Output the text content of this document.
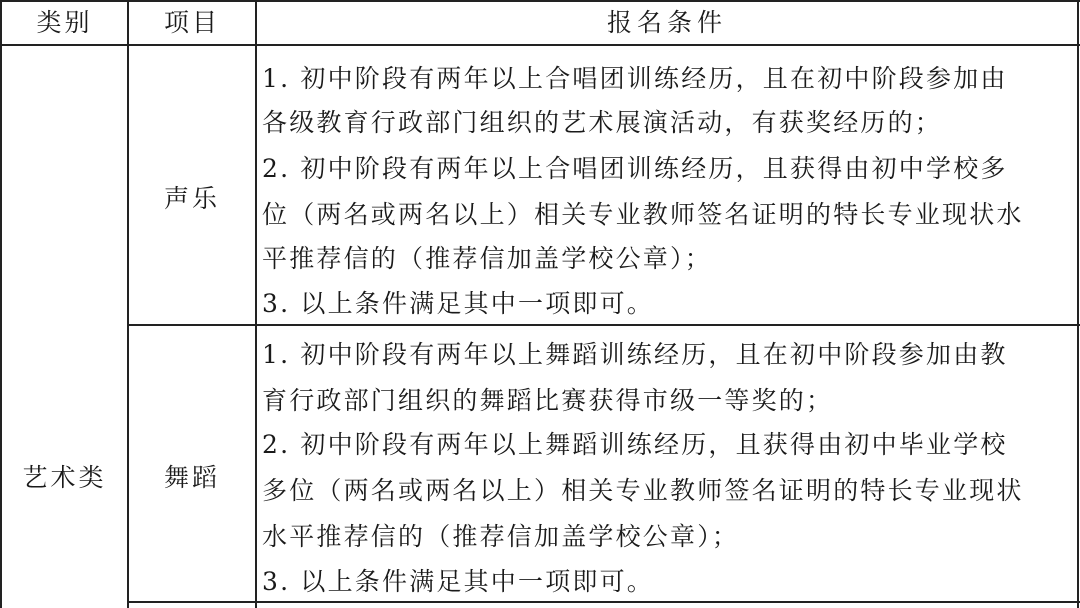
类别	项目	报名条件
艺术类
声乐
1. 初中阶段有两年以上合唱团训练经历，且在初中阶段参加由
各级教育行政部门组织的艺术展演活动，有获奖经历的；
2. 初中阶段有两年以上合唱团训练经历，且获得由初中学校多
位（两名或两名以上）相关专业教师签名证明的特长专业现状水
平推荐信的（推荐信加盖学校公章）；
3. 以上条件满足其中一项即可。
舞蹈
1. 初中阶段有两年以上舞蹈训练经历，且在初中阶段参加由教
育行政部门组织的舞蹈比赛获得市级一等奖的；
2. 初中阶段有两年以上舞蹈训练经历，且获得由初中毕业学校
多位（两名或两名以上）相关专业教师签名证明的特长专业现状
水平推荐信的（推荐信加盖学校公章）；
3. 以上条件满足其中一项即可。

#####

● **Your objective**:
Leave every image out, and retype the material exactly.

● **Result of the task**:
Output the text content of this document.
类别	项目	报名条件
艺术类
声乐
1. 初中阶段有两年以上合唱团训练经历，且在初中阶段参加由
各级教育行政部门组织的艺术展演活动，有获奖经历的；
2. 初中阶段有两年以上合唱团训练经历，且获得由初中学校多
位（两名或两名以上）相关专业教师签名证明的特长专业现状水
平推荐信的（推荐信加盖学校公章）；
3. 以上条件满足其中一项即可。
舞蹈
1. 初中阶段有两年以上舞蹈训练经历，且在初中阶段参加由教
育行政部门组织的舞蹈比赛获得市级一等奖的；
2. 初中阶段有两年以上舞蹈训练经历，且获得由初中毕业学校
多位（两名或两名以上）相关专业教师签名证明的特长专业现状
水平推荐信的（推荐信加盖学校公章）；
3. 以上条件满足其中一项即可。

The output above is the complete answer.